Sfida A - Estrai dai record, senza alcuna modifica, le righe che vanno dall'inizio fino alla riga che contiene "staticText: Contoh : Apakah", inclusa.

Testo del documento -
______________________________

Ricordo tutto della mia prima volta in un grande stadio: Cecoslovacchia-CostaRica, ottavi di finale dei Mondiali del '90. Ricordo la mia prima volta all'Olimpico, a 9 anni, Roma-Pescara: ricordo la meraviglia di quelle astronavi, ché a me sembravano astronavi prese dai cartoni animati dell'epoca, trapiantate nel mondo reale.
Ricordo che vedendo tutto quel giallorosso, tutto quel bordello, i canti, il tappeto verde che si parava dinanzi alla mia di allora personcina, rimasi così, stile Paul da piccolo di Febbre a 90°

Ecco, non proprio così.


Nello specifico, non so cosa rimarrà a mio nipote di questa giornata. Se avvierà una qualche passione calcistica o meno, se la ricorderà come la ricordo io.
So solo che una certa passione, il calcio in questo caso, se ti prende quando hai gli occhi del neofita, del bambino, non ti lascerà più.

______________________________

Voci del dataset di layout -
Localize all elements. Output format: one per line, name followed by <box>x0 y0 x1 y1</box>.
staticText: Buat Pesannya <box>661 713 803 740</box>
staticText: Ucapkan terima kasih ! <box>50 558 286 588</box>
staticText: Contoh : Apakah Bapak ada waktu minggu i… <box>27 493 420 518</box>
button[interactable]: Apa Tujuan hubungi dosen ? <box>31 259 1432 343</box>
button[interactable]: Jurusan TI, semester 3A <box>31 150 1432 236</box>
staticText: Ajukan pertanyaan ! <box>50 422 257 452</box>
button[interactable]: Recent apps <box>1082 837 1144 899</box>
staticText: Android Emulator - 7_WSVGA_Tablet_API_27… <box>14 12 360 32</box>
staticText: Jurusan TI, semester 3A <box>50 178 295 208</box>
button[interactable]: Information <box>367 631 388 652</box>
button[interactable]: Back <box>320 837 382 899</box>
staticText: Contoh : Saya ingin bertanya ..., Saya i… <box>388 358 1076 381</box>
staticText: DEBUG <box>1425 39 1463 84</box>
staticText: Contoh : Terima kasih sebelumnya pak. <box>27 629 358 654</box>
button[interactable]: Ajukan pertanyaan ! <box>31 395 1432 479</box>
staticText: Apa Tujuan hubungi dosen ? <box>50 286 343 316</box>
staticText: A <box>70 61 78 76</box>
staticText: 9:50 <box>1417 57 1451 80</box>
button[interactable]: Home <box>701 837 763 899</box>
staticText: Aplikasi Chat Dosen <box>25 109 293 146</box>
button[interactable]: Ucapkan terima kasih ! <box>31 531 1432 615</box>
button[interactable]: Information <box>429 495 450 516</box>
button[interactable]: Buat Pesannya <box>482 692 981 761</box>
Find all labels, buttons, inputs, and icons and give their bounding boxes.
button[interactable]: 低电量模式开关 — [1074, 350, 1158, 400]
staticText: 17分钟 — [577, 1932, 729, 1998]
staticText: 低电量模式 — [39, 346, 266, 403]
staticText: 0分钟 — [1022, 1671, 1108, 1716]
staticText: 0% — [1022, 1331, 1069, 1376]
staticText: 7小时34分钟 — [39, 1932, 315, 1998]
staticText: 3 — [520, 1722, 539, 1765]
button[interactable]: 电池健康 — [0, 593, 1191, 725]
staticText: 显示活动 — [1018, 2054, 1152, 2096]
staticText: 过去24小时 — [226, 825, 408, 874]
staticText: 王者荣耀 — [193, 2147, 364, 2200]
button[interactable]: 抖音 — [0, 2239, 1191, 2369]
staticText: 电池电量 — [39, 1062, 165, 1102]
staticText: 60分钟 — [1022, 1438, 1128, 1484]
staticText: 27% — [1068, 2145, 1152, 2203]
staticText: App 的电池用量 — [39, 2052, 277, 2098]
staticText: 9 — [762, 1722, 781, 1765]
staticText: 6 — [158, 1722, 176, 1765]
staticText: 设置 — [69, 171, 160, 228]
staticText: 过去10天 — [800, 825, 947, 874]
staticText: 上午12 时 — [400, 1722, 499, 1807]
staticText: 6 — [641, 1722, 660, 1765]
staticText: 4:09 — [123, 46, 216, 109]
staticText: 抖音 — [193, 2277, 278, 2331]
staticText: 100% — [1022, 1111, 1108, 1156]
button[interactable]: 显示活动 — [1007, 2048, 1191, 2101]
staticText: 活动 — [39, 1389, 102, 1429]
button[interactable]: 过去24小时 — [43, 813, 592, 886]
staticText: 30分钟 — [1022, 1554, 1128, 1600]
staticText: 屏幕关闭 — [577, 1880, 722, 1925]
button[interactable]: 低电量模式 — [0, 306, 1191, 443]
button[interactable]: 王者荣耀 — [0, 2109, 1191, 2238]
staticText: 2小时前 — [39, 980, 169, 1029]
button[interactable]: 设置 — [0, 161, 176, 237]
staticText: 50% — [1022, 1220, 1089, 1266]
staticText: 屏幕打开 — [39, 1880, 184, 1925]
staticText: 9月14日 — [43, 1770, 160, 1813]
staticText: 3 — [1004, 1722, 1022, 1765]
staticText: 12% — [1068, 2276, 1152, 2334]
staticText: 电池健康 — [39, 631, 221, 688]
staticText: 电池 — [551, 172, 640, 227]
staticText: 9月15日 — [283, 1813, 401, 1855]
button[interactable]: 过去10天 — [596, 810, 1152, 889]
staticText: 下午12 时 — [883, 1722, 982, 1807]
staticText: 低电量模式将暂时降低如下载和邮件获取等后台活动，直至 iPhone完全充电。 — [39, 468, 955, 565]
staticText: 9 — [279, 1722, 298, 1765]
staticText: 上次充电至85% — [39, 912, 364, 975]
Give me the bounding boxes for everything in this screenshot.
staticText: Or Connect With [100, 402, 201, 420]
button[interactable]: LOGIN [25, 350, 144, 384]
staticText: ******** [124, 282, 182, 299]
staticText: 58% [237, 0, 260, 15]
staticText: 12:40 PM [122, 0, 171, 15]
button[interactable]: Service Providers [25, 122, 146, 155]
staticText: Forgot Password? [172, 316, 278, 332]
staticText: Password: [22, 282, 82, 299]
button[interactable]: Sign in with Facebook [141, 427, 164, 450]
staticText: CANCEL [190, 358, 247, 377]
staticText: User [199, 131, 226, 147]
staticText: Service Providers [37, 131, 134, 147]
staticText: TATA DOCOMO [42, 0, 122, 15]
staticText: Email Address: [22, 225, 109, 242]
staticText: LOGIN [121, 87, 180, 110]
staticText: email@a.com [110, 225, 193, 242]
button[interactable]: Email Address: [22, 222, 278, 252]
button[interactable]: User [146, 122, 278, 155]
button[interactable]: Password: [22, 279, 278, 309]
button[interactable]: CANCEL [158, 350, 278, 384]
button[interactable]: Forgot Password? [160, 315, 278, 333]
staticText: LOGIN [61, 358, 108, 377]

______________________________

Sfida B - Scrivi il seguito del testo sui ricordi della prima volta allo stadio, partendo dopo la sua ultima frase.

Risposta all'esercizio A -
Localize all elements. Output format: one per line, name followed by <box>x0 y0 x1 y1</box>.
staticText: Buat Pesannya <box>661 713 803 740</box>
staticText: Ucapkan terima kasih ! <box>50 558 286 588</box>
staticText: Contoh : Apakah Bapak ada waktu minggu i… <box>27 493 420 518</box>

Risposta all'esercizio B -
Sei affascinato innatamente da un qualcosa che non sai spiegare, perché nemmeno te la poni la domanda. Ti piace e basta.
Il pallone che rotola, le imprecazioni per 90 minuti, i cori, le esultanze, le delusioni (per la cronaca, la mia prima volta all'Olimpico finì con una, come direbbe Bruno Pizzul, inopinata sconfitta) l'amore per il rosso e il giallo che si giustappongono (per me) magicamente.
Lo ami, a prescindere dal male che si annida in esso.

E a chi dice “questo non è il mio calcio”, rispondo non che “il calcio è di chi lo ama” (sicuramente non lo ama la Tim), ma che “il calcio (o la passione X) lo ami e basta, senza sapere cosa significhi né l'amore, né le parole sky e champions league”. Senza a starci a ragionare su.
E continuerai a seguirlo, lamentandoti del suo marcio, ma rispettandolo.
Anche quando scuoti la testa e pensi, anche per uno sbagliato secondo, “così non va”.
Ché ce l'hai dentro, che tu lo voglia o no.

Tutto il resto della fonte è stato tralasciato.